>>>>

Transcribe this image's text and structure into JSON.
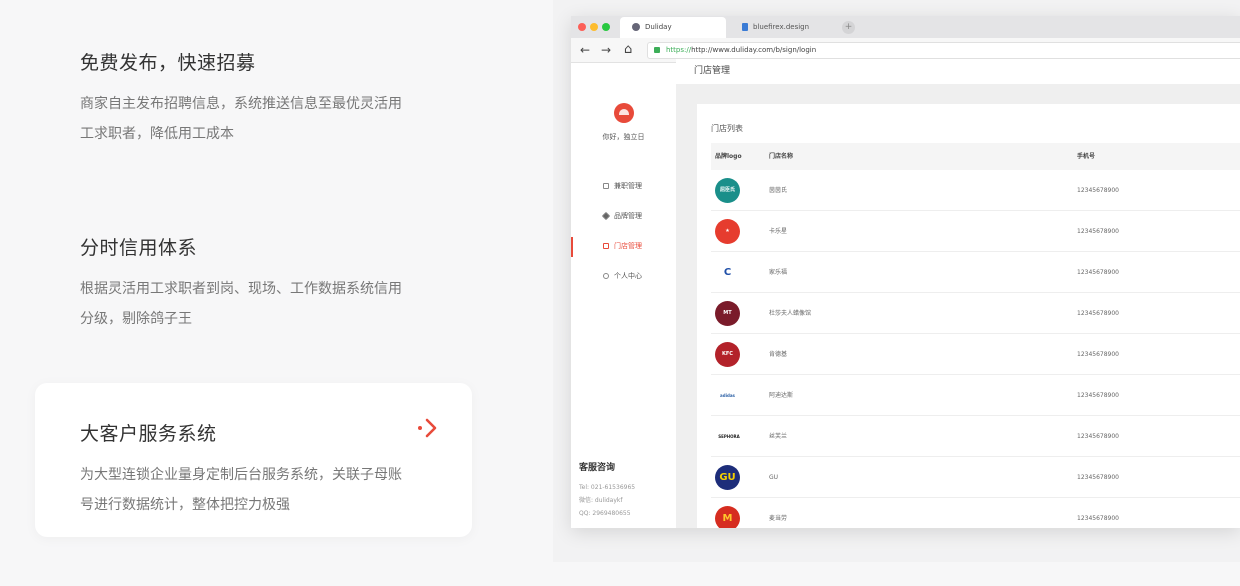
{
  "features": [
    {
      "title": "免费发布，快速招募",
      "desc": "商家自主发布招聘信息，系统推送信息至最优灵活用工求职者，降低用工成本"
    },
    {
      "title": "分时信用体系",
      "desc": "根据灵活用工求职者到岗、现场、工作数据系统信用分级，剔除鸽子王"
    },
    {
      "title": "大客户服务系统",
      "desc": "为大型连锁企业量身定制后台服务系统，关联子母账号进行数据统计，整体把控力极强",
      "arrow_icon": "chevron-right-icon",
      "accent": "#e84a3a"
    }
  ],
  "browser": {
    "tabs": [
      {
        "label": "Duliday",
        "icon": "globe-icon"
      },
      {
        "label": "bluefirex.design",
        "icon": "page-icon"
      }
    ],
    "new_tab_label": "+",
    "nav": {
      "back": "←",
      "forward": "→",
      "home": "⌂"
    },
    "url_protocol": "https://",
    "url_rest": "http://www.duliday.com/b/sign/login"
  },
  "app": {
    "page_title": "门店管理",
    "greeting": "你好，独立日",
    "menu": [
      {
        "label": "兼职管理",
        "icon": "layers-icon",
        "active": false
      },
      {
        "label": "品牌管理",
        "icon": "tag-icon",
        "active": false
      },
      {
        "label": "门店管理",
        "icon": "store-icon",
        "active": true
      },
      {
        "label": "个人中心",
        "icon": "user-icon",
        "active": false
      }
    ],
    "contact": {
      "title": "客服咨询",
      "tel": "Tel: 021-61536965",
      "wechat": "微信: dulidaykf",
      "qq": "QQ: 2969480655"
    },
    "table": {
      "title": "门店列表",
      "headers": [
        "品牌logo",
        "门店名称",
        "手机号"
      ],
      "rows": [
        {
          "name": "茵茵氏",
          "phone": "12345678900",
          "logo_text": "屈臣氏",
          "logo_color": "#1a8f8a"
        },
        {
          "name": "卡乐星",
          "phone": "12345678900",
          "logo_text": "★",
          "logo_color": "#e63c2e"
        },
        {
          "name": "家乐福",
          "phone": "12345678900",
          "logo_text": "C",
          "logo_color": "#1f4fa8"
        },
        {
          "name": "杜莎夫人蜡像馆",
          "phone": "12345678900",
          "logo_text": "MT",
          "logo_color": "#7a1b2a"
        },
        {
          "name": "肯德基",
          "phone": "12345678900",
          "logo_text": "KFC",
          "logo_color": "#b3222a"
        },
        {
          "name": "阿迪达斯",
          "phone": "12345678900",
          "logo_text": "adidas",
          "logo_color": "#2a5fa5"
        },
        {
          "name": "丝芙兰",
          "phone": "12345678900",
          "logo_text": "SEPHORA",
          "logo_color": "#222222"
        },
        {
          "name": "GU",
          "phone": "12345678900",
          "logo_text": "GU",
          "logo_color": "#1d2d7a"
        },
        {
          "name": "麦当劳",
          "phone": "12345678900",
          "logo_text": "M",
          "logo_color": "#d62d20"
        }
      ]
    }
  }
}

<<<<

*Short problem:*
Repeat the material above verbatim, with no pictures in the output.

*Task solution:*
Transcribe this image's text and structure into JSON.
{
  "features": [
    {
      "title": "免费发布，快速招募",
      "desc": "商家自主发布招聘信息，系统推送信息至最优灵活用工求职者，降低用工成本"
    },
    {
      "title": "分时信用体系",
      "desc": "根据灵活用工求职者到岗、现场、工作数据系统信用分级，剔除鸽子王"
    },
    {
      "title": "大客户服务系统",
      "desc": "为大型连锁企业量身定制后台服务系统，关联子母账号进行数据统计，整体把控力极强",
      "arrow_icon": "chevron-right-icon",
      "accent": "#e84a3a"
    }
  ],
  "browser": {
    "tabs": [
      {
        "label": "Duliday",
        "icon": "globe-icon"
      },
      {
        "label": "bluefirex.design",
        "icon": "page-icon"
      }
    ],
    "new_tab_label": "+",
    "nav": {
      "back": "←",
      "forward": "→",
      "home": "⌂"
    },
    "url_protocol": "https://",
    "url_rest": "http://www.duliday.com/b/sign/login"
  },
  "app": {
    "page_title": "门店管理",
    "greeting": "你好，独立日",
    "menu": [
      {
        "label": "兼职管理",
        "icon": "layers-icon",
        "active": false
      },
      {
        "label": "品牌管理",
        "icon": "tag-icon",
        "active": false
      },
      {
        "label": "门店管理",
        "icon": "store-icon",
        "active": true
      },
      {
        "label": "个人中心",
        "icon": "user-icon",
        "active": false
      }
    ],
    "contact": {
      "title": "客服咨询",
      "tel": "Tel: 021-61536965",
      "wechat": "微信: dulidaykf",
      "qq": "QQ: 2969480655"
    },
    "table": {
      "title": "门店列表",
      "headers": [
        "品牌logo",
        "门店名称",
        "手机号"
      ],
      "rows": [
        {
          "name": "茵茵氏",
          "phone": "12345678900",
          "logo_text": "屈臣氏",
          "logo_color": "#1a8f8a"
        },
        {
          "name": "卡乐星",
          "phone": "12345678900",
          "logo_text": "★",
          "logo_color": "#e63c2e"
        },
        {
          "name": "家乐福",
          "phone": "12345678900",
          "logo_text": "C",
          "logo_color": "#1f4fa8"
        },
        {
          "name": "杜莎夫人蜡像馆",
          "phone": "12345678900",
          "logo_text": "MT",
          "logo_color": "#7a1b2a"
        },
        {
          "name": "肯德基",
          "phone": "12345678900",
          "logo_text": "KFC",
          "logo_color": "#b3222a"
        },
        {
          "name": "阿迪达斯",
          "phone": "12345678900",
          "logo_text": "adidas",
          "logo_color": "#2a5fa5"
        },
        {
          "name": "丝芙兰",
          "phone": "12345678900",
          "logo_text": "SEPHORA",
          "logo_color": "#222222"
        },
        {
          "name": "GU",
          "phone": "12345678900",
          "logo_text": "GU",
          "logo_color": "#1d2d7a"
        },
        {
          "name": "麦当劳",
          "phone": "12345678900",
          "logo_text": "M",
          "logo_color": "#d62d20"
        }
      ]
    }
  }
}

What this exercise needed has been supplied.